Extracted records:
* * * *
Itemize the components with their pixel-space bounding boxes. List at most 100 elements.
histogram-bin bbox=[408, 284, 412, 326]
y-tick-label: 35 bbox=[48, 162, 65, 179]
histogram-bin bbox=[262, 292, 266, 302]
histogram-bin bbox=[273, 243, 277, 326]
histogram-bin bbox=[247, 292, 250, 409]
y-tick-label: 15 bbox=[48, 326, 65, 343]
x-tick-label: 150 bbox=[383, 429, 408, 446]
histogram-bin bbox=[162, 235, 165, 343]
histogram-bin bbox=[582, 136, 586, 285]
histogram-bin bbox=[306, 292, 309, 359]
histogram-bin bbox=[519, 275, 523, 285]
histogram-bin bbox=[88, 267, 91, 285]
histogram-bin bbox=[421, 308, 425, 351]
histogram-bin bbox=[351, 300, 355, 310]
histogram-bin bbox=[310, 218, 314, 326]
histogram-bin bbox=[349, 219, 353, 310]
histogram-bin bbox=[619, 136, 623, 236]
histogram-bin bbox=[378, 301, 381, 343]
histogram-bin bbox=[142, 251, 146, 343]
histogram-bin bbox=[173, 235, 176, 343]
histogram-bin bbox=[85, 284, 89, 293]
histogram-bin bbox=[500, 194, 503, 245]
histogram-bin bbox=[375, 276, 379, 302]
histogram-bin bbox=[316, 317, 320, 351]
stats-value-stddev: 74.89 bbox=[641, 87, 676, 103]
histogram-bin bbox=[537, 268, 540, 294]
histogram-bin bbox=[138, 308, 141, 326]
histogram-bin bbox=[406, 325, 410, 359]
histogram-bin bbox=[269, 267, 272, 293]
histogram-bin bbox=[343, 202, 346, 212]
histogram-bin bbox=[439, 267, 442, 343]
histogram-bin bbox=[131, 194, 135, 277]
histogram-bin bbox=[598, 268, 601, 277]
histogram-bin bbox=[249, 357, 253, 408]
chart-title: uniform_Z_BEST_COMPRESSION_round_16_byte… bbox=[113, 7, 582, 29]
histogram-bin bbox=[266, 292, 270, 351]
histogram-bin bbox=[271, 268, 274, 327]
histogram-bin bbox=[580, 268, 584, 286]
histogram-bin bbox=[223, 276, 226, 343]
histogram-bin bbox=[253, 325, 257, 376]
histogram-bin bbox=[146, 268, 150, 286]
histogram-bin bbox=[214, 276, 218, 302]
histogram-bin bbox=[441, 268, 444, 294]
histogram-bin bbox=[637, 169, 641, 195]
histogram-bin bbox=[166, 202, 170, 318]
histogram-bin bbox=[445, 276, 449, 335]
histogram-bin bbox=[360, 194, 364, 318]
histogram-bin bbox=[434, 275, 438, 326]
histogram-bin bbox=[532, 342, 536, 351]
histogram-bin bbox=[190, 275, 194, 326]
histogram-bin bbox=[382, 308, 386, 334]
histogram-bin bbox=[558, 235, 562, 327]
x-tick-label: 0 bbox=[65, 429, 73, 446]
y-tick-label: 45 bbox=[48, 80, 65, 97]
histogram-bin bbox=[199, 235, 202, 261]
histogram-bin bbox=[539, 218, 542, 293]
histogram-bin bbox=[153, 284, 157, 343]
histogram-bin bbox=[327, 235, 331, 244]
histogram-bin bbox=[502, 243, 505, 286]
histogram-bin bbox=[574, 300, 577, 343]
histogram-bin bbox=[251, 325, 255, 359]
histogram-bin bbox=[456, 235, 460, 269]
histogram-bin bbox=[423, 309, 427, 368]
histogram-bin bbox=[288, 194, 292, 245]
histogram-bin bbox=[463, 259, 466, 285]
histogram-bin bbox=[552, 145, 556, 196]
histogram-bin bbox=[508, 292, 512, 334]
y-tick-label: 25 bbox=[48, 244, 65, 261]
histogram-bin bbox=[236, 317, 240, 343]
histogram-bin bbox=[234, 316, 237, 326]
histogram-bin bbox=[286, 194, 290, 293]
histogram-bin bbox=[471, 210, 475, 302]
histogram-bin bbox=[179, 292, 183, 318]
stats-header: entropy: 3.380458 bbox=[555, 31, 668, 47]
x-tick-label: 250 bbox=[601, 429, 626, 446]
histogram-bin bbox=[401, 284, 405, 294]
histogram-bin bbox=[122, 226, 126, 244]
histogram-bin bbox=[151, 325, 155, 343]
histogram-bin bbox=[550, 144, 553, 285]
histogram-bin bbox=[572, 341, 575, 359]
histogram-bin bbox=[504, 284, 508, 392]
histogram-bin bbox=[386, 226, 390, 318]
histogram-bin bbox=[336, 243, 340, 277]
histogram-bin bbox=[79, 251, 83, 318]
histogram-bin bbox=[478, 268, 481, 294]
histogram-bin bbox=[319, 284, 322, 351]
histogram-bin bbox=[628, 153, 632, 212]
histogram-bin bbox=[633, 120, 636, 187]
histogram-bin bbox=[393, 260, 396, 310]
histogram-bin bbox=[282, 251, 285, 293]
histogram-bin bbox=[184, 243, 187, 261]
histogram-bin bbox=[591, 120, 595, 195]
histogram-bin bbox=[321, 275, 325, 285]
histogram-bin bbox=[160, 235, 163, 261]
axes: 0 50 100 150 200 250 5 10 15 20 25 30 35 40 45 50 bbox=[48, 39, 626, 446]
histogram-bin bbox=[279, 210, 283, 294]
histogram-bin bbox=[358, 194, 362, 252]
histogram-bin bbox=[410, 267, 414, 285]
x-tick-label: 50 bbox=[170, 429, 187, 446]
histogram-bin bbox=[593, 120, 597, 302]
* * * *
- What this task involves
Present all of the data above as a numbered list, omitting any blank lines.

- Finished answer
1. Itemize the components with their pixel-space bounding boxes. List at most 100 elements.
2. histogram-bin bbox=[408, 284, 412, 326]
3. y-tick-label: 35 bbox=[48, 162, 65, 179]
4. histogram-bin bbox=[262, 292, 266, 302]
5. histogram-bin bbox=[273, 243, 277, 326]
6. histogram-bin bbox=[247, 292, 250, 409]
7. y-tick-label: 15 bbox=[48, 326, 65, 343]
8. x-tick-label: 150 bbox=[383, 429, 408, 446]
9. histogram-bin bbox=[162, 235, 165, 343]
10. histogram-bin bbox=[582, 136, 586, 285]
11. histogram-bin bbox=[306, 292, 309, 359]
12. histogram-bin bbox=[519, 275, 523, 285]
13. histogram-bin bbox=[88, 267, 91, 285]
14. histogram-bin bbox=[421, 308, 425, 351]
15. histogram-bin bbox=[351, 300, 355, 310]
16. histogram-bin bbox=[310, 218, 314, 326]
17. histogram-bin bbox=[349, 219, 353, 310]
18. histogram-bin bbox=[619, 136, 623, 236]
19. histogram-bin bbox=[378, 301, 381, 343]
20. histogram-bin bbox=[142, 251, 146, 343]
21. histogram-bin bbox=[173, 235, 176, 343]
22. histogram-bin bbox=[85, 284, 89, 293]
23. histogram-bin bbox=[500, 194, 503, 245]
24. histogram-bin bbox=[375, 276, 379, 302]
25. histogram-bin bbox=[316, 317, 320, 351]
26. stats-value-stddev: 74.89 bbox=[641, 87, 676, 103]
27. histogram-bin bbox=[537, 268, 540, 294]
28. histogram-bin bbox=[138, 308, 141, 326]
29. histogram-bin bbox=[406, 325, 410, 359]
30. histogram-bin bbox=[269, 267, 272, 293]
31. histogram-bin bbox=[343, 202, 346, 212]
32. histogram-bin bbox=[439, 267, 442, 343]
33. histogram-bin bbox=[131, 194, 135, 277]
34. histogram-bin bbox=[598, 268, 601, 277]
35. histogram-bin bbox=[249, 357, 253, 408]
36. chart-title: uniform_Z_BEST_COMPRESSION_round_16_byte… bbox=[113, 7, 582, 29]
37. histogram-bin bbox=[266, 292, 270, 351]
38. histogram-bin bbox=[271, 268, 274, 327]
39. histogram-bin bbox=[580, 268, 584, 286]
40. histogram-bin bbox=[223, 276, 226, 343]
41. histogram-bin bbox=[253, 325, 257, 376]
42. histogram-bin bbox=[146, 268, 150, 286]
43. histogram-bin bbox=[214, 276, 218, 302]
44. histogram-bin bbox=[441, 268, 444, 294]
45. histogram-bin bbox=[637, 169, 641, 195]
46. histogram-bin bbox=[166, 202, 170, 318]
47. histogram-bin bbox=[445, 276, 449, 335]
48. histogram-bin bbox=[360, 194, 364, 318]
49. histogram-bin bbox=[434, 275, 438, 326]
50. histogram-bin bbox=[532, 342, 536, 351]
51. histogram-bin bbox=[190, 275, 194, 326]
52. histogram-bin bbox=[382, 308, 386, 334]
53. histogram-bin bbox=[558, 235, 562, 327]
54. x-tick-label: 0 bbox=[65, 429, 73, 446]
55. y-tick-label: 45 bbox=[48, 80, 65, 97]
56. histogram-bin bbox=[199, 235, 202, 261]
57. histogram-bin bbox=[539, 218, 542, 293]
58. histogram-bin bbox=[153, 284, 157, 343]
59. histogram-bin bbox=[327, 235, 331, 244]
60. histogram-bin bbox=[502, 243, 505, 286]
61. histogram-bin bbox=[574, 300, 577, 343]
62. histogram-bin bbox=[251, 325, 255, 359]
63. histogram-bin bbox=[456, 235, 460, 269]
64. histogram-bin bbox=[423, 309, 427, 368]
65. histogram-bin bbox=[288, 194, 292, 245]
66. histogram-bin bbox=[463, 259, 466, 285]
67. histogram-bin bbox=[552, 145, 556, 196]
68. histogram-bin bbox=[508, 292, 512, 334]
69. y-tick-label: 25 bbox=[48, 244, 65, 261]
70. histogram-bin bbox=[236, 317, 240, 343]
71. histogram-bin bbox=[234, 316, 237, 326]
72. histogram-bin bbox=[286, 194, 290, 293]
73. histogram-bin bbox=[471, 210, 475, 302]
74. histogram-bin bbox=[179, 292, 183, 318]
75. stats-header: entropy: 3.380458 bbox=[555, 31, 668, 47]
76. x-tick-label: 250 bbox=[601, 429, 626, 446]
77. histogram-bin bbox=[401, 284, 405, 294]
78. histogram-bin bbox=[122, 226, 126, 244]
79. histogram-bin bbox=[151, 325, 155, 343]
80. histogram-bin bbox=[550, 144, 553, 285]
81. histogram-bin bbox=[572, 341, 575, 359]
82. histogram-bin bbox=[504, 284, 508, 392]
83. histogram-bin bbox=[386, 226, 390, 318]
84. histogram-bin bbox=[336, 243, 340, 277]
85. histogram-bin bbox=[79, 251, 83, 318]
86. histogram-bin bbox=[478, 268, 481, 294]
87. histogram-bin bbox=[319, 284, 322, 351]
88. histogram-bin bbox=[628, 153, 632, 212]
89. histogram-bin bbox=[633, 120, 636, 187]
90. histogram-bin bbox=[393, 260, 396, 310]
91. histogram-bin bbox=[282, 251, 285, 293]
92. histogram-bin bbox=[184, 243, 187, 261]
93. histogram-bin bbox=[591, 120, 595, 195]
94. histogram-bin bbox=[321, 275, 325, 285]
95. histogram-bin bbox=[160, 235, 163, 261]
96. axes: 0 50 100 150 200 250 5 10 15 20 25 30 35 40 45 50 bbox=[48, 39, 626, 446]
97. histogram-bin bbox=[279, 210, 283, 294]
98. histogram-bin bbox=[358, 194, 362, 252]
99. histogram-bin bbox=[410, 267, 414, 285]
100. x-tick-label: 50 bbox=[170, 429, 187, 446]
101. histogram-bin bbox=[593, 120, 597, 302]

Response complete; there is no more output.